◆ **PROBLEM STATEMENT**:
Lines containing the word "وقال" are the ones to copy from the records below.

==== PROVIDED INFORMATION ====

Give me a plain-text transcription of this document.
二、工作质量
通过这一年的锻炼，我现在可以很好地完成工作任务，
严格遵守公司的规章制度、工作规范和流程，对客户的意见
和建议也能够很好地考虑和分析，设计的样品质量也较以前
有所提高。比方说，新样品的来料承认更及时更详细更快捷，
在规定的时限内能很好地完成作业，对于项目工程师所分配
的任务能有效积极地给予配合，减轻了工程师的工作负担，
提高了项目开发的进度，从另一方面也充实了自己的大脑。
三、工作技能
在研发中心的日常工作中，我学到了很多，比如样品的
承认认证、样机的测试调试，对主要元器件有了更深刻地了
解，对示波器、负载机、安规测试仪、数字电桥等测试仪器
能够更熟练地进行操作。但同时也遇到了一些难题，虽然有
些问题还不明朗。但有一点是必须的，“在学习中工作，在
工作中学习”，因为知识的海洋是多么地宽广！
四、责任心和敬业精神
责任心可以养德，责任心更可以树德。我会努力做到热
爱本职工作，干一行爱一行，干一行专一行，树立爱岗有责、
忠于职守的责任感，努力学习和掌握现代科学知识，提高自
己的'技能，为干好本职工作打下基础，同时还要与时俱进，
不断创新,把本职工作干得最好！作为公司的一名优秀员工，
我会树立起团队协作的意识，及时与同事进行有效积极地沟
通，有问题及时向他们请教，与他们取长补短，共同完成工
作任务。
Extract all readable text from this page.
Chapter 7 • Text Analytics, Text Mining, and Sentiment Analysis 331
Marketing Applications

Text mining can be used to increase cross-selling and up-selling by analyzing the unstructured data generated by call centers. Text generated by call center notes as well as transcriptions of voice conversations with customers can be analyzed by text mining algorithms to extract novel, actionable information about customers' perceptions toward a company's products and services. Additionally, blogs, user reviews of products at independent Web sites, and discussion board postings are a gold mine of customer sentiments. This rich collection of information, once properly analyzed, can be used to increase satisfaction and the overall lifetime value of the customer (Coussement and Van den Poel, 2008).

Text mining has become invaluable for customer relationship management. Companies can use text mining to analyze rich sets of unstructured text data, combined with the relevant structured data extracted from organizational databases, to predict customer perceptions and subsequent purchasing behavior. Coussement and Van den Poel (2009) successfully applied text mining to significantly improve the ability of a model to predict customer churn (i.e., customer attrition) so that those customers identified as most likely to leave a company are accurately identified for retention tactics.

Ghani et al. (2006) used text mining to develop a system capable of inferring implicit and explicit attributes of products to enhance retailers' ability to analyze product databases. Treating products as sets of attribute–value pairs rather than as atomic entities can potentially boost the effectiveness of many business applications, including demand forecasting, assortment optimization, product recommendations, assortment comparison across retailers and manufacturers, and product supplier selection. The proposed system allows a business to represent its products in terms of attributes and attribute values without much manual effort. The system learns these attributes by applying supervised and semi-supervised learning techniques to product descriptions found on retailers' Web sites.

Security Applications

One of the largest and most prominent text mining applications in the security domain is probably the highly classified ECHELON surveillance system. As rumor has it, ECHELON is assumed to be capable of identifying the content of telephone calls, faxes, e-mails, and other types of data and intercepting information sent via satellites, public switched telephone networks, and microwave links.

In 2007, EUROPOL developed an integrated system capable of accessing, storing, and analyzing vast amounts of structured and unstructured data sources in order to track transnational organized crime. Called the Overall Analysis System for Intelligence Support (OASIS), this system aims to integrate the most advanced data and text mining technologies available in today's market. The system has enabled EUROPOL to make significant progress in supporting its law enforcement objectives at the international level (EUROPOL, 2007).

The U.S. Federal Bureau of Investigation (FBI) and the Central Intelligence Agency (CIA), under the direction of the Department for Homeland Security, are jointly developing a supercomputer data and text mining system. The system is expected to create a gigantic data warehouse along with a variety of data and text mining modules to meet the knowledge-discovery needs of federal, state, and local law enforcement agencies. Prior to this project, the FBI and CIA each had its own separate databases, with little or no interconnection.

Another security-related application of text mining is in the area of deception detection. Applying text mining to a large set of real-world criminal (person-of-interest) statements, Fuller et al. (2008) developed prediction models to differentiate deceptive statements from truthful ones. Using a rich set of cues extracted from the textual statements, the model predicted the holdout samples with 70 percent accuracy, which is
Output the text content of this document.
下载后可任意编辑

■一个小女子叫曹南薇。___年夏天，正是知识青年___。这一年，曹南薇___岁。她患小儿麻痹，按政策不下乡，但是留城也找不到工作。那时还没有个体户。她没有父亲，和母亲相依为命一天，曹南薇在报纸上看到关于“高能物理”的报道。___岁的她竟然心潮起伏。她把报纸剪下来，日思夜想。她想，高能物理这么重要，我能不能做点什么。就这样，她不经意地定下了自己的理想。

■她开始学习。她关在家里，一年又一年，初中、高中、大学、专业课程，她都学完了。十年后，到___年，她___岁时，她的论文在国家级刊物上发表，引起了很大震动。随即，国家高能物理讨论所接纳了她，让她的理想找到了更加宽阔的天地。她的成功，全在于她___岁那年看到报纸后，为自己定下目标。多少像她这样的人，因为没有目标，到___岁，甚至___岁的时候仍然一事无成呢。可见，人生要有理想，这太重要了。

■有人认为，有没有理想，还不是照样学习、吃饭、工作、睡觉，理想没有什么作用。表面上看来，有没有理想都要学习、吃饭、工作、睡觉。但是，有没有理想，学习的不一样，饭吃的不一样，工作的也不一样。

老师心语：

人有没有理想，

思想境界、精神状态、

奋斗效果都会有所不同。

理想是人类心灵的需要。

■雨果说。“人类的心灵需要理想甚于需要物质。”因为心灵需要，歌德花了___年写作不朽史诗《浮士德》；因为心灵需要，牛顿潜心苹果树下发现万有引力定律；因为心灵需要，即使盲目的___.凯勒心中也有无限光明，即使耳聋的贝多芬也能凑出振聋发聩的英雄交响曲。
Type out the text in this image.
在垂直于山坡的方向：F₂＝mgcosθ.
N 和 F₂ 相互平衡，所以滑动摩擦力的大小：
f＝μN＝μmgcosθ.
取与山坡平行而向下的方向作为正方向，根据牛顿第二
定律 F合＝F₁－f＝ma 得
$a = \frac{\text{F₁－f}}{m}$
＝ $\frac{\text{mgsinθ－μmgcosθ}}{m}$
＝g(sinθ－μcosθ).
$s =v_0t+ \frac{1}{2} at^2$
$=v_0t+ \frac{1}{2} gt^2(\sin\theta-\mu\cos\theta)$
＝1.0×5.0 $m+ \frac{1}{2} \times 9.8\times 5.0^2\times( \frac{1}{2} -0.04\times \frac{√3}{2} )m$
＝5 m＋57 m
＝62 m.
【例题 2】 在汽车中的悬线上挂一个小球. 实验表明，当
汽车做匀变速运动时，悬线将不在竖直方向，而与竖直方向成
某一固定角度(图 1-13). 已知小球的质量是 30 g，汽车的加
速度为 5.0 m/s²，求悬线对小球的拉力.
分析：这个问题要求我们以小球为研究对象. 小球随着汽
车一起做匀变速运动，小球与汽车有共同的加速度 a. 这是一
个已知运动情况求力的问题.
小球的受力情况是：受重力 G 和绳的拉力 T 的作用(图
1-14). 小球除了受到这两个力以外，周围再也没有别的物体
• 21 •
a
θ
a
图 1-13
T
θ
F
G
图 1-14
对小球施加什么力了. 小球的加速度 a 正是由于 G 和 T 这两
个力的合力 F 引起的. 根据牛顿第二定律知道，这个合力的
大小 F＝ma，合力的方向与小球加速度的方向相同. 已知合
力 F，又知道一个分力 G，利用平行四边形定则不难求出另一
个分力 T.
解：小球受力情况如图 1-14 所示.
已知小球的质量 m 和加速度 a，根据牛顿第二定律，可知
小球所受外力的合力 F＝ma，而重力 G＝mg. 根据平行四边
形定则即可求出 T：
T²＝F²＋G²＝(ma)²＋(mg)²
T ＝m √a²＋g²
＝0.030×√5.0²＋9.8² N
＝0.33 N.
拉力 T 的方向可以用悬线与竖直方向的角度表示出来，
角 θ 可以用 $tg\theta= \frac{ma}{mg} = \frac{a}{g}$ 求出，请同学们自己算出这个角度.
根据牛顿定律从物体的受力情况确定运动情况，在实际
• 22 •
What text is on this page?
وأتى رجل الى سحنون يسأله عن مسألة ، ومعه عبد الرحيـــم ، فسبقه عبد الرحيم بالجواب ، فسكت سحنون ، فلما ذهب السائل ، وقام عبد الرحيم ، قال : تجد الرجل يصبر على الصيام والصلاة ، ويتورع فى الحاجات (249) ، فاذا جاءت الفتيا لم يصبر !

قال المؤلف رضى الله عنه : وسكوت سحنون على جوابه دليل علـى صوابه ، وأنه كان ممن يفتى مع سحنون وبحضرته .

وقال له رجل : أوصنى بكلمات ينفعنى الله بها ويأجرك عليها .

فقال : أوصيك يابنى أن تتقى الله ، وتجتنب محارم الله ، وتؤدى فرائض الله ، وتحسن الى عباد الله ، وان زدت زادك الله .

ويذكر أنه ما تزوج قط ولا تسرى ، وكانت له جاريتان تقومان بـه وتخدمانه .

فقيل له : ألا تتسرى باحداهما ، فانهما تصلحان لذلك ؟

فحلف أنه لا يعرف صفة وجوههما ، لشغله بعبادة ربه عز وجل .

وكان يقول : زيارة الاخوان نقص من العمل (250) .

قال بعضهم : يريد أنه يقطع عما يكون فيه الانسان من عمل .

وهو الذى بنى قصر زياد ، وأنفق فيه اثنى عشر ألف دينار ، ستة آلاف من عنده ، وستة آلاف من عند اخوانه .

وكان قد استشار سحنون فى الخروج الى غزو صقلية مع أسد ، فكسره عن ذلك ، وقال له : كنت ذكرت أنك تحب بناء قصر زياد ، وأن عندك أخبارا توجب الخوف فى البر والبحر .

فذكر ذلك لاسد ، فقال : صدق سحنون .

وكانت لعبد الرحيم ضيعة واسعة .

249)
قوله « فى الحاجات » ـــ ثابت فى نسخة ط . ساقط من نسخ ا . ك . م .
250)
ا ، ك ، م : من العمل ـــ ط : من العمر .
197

====

◆ **ANSWER TO THE TASK**:
وقال له رجل : أوصنى بكلمات ينفعنى الله بها ويأجرك عليها .
وكان قد استشار سحنون فى الخروج الى غزو صقلية مع أسد ، فكسره عن ذلك ، وقال له : كنت ذكرت أنك تحب بناء قصر زياد ، وأن عندك أخبارا توجب الخوف فى البر والبحر .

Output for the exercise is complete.